Across the data below, how many lines hold "нормативы"? Answer with that number and nothing else.

INFORMATION GIVEN:
-- -- --
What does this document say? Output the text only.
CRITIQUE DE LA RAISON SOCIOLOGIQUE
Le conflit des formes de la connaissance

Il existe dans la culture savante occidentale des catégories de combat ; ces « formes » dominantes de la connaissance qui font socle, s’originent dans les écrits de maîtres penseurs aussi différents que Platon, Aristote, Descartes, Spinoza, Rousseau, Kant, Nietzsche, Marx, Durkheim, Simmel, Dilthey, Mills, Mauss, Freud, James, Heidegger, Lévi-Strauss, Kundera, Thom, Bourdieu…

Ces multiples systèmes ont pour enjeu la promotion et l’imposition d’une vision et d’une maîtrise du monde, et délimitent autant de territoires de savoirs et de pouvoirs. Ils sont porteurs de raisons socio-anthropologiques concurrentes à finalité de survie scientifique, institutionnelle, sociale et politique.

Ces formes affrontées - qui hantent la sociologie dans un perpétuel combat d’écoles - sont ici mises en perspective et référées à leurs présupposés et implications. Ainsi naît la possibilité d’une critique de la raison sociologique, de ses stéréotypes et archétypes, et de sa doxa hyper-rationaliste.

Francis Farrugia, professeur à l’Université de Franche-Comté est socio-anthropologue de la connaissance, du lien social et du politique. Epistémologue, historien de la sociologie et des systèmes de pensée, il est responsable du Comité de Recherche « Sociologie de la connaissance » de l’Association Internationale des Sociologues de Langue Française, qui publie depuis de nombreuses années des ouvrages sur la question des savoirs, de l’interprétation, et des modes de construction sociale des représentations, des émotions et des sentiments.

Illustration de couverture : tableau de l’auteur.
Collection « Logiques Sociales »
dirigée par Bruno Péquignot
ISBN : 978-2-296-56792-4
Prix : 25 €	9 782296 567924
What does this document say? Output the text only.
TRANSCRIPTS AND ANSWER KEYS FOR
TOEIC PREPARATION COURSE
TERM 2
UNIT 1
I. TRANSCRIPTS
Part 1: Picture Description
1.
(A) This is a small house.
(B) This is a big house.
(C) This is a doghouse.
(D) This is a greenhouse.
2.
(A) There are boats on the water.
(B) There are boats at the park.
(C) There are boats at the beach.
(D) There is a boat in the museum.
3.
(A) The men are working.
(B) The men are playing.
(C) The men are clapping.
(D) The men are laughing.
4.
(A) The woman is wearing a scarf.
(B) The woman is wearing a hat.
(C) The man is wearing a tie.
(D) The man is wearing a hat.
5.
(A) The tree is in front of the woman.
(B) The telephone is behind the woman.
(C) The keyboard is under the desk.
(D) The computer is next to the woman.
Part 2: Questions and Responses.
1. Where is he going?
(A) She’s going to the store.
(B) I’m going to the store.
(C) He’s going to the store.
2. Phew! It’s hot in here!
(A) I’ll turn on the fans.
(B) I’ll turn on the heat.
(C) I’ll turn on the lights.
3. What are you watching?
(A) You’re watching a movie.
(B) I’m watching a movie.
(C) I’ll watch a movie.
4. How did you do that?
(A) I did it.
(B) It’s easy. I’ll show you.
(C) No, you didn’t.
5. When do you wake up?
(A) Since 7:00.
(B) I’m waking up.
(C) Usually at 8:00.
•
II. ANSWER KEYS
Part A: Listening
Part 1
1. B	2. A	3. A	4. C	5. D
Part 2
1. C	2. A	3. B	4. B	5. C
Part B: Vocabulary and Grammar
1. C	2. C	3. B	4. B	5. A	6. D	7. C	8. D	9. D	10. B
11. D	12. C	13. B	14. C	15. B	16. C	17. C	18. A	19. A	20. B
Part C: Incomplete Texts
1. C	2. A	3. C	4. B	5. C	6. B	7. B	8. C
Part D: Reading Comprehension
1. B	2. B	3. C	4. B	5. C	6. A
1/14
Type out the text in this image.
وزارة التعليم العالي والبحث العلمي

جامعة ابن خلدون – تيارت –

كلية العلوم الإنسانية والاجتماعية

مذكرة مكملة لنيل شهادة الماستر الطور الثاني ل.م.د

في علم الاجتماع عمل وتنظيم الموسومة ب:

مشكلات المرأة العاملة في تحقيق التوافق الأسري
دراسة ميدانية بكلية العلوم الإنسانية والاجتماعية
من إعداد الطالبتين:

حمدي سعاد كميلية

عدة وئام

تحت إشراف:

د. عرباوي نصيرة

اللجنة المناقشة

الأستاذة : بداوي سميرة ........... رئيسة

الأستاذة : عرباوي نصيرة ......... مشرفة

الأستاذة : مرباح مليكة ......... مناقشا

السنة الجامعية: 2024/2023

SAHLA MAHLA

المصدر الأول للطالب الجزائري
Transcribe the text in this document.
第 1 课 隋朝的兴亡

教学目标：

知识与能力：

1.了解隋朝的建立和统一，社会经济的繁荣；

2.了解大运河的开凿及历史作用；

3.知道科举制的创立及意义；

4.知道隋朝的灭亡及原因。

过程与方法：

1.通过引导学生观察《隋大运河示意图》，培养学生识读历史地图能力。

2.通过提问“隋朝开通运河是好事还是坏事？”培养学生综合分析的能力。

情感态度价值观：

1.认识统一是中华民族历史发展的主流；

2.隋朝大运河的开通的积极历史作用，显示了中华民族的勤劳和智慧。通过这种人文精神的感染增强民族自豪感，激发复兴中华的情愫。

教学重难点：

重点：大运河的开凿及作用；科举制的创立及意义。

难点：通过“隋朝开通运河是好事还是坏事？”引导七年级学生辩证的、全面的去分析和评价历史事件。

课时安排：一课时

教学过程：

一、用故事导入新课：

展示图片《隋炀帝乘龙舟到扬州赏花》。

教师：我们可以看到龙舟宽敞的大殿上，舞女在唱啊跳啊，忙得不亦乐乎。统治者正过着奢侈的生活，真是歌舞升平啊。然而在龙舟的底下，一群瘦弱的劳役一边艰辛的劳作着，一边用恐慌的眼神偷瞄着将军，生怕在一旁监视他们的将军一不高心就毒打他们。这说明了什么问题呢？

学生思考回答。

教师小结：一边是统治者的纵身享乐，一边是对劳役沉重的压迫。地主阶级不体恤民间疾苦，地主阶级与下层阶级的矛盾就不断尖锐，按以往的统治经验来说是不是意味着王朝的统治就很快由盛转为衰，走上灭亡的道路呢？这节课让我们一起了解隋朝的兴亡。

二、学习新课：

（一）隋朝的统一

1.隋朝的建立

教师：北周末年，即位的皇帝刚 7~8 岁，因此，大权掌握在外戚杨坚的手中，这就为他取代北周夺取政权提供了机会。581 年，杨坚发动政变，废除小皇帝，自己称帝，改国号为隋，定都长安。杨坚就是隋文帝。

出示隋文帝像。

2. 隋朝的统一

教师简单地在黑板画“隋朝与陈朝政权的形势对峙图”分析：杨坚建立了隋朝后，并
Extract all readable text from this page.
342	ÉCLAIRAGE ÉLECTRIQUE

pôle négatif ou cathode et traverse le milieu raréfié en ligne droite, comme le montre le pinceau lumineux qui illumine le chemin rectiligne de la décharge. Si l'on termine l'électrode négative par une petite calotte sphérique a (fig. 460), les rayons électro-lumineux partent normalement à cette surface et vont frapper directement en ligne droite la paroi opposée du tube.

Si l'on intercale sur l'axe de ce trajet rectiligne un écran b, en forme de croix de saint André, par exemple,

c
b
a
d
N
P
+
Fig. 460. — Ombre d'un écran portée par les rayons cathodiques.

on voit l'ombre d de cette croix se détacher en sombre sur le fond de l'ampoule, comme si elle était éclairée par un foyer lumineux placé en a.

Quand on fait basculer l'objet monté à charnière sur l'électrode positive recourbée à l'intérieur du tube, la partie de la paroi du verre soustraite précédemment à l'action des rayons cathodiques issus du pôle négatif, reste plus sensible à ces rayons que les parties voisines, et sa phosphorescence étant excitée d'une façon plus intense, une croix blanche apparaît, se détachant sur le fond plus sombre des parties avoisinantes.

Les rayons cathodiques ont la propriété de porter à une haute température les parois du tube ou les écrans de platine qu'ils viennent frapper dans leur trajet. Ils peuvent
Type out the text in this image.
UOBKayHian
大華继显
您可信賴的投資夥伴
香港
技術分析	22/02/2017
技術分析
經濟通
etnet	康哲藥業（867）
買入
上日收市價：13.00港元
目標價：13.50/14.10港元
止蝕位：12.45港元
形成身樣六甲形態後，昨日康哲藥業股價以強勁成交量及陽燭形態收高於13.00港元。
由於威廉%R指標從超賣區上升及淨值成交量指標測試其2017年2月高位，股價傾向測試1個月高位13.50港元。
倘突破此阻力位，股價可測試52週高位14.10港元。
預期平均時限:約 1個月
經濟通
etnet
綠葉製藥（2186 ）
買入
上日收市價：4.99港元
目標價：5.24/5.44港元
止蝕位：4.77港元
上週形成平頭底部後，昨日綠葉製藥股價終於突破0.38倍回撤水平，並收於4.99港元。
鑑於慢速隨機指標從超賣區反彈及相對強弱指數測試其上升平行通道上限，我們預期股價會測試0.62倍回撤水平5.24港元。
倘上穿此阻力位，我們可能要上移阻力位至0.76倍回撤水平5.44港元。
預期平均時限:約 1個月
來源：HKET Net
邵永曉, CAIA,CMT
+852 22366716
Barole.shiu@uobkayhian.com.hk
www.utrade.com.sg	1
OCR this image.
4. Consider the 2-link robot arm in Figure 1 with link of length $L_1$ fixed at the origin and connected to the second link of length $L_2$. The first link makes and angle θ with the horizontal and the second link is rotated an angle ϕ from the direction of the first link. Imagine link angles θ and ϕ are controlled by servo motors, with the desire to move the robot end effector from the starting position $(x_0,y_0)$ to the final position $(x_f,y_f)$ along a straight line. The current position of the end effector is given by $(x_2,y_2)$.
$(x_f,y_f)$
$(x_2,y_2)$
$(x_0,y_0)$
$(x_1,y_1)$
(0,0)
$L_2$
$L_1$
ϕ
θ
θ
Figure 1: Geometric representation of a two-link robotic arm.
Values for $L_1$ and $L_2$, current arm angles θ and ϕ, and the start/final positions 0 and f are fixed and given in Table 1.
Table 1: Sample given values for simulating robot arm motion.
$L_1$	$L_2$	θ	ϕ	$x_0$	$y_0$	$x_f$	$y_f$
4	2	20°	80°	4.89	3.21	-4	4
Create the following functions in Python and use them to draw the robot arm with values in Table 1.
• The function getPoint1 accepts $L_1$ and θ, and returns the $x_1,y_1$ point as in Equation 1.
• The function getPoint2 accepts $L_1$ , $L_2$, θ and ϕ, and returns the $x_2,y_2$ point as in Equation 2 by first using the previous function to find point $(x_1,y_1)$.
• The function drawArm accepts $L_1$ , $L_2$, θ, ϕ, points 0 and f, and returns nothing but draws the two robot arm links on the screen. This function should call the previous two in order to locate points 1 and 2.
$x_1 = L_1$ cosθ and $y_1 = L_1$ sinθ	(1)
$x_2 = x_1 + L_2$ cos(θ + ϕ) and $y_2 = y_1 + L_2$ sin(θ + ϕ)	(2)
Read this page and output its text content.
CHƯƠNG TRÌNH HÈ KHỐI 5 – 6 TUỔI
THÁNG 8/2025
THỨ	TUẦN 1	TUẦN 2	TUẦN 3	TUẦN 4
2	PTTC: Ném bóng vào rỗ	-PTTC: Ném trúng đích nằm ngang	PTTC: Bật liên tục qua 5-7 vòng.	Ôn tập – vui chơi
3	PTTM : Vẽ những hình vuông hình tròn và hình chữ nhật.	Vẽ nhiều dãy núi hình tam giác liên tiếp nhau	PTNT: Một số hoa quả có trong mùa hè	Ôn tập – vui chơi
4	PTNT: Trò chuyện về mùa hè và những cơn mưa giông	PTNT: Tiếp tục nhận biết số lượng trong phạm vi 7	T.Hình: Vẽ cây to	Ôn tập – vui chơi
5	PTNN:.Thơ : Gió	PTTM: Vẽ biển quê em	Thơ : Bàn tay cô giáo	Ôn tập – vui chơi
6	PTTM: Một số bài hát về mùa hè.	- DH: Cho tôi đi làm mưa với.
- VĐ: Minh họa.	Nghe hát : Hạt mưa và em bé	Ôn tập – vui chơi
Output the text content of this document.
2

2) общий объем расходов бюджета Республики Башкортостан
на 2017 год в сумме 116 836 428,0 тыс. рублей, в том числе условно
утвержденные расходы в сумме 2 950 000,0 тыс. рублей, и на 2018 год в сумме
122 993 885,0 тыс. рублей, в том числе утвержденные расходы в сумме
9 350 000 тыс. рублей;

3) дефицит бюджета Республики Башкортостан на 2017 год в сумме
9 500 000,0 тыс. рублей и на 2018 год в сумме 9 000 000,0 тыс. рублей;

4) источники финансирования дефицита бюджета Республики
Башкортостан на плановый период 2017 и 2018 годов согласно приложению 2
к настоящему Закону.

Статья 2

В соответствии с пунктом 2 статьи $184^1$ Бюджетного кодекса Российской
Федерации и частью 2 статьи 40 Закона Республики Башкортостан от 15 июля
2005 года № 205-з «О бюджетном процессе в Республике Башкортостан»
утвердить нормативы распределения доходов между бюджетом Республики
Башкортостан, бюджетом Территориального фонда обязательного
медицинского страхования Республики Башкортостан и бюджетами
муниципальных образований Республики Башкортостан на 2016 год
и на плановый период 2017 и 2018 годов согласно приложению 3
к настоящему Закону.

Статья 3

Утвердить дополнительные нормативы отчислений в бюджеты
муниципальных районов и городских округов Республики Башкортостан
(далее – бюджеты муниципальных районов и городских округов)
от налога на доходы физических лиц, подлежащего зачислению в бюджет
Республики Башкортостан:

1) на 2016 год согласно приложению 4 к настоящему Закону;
-- -- --
RESPONSE TO THIS TASK: 2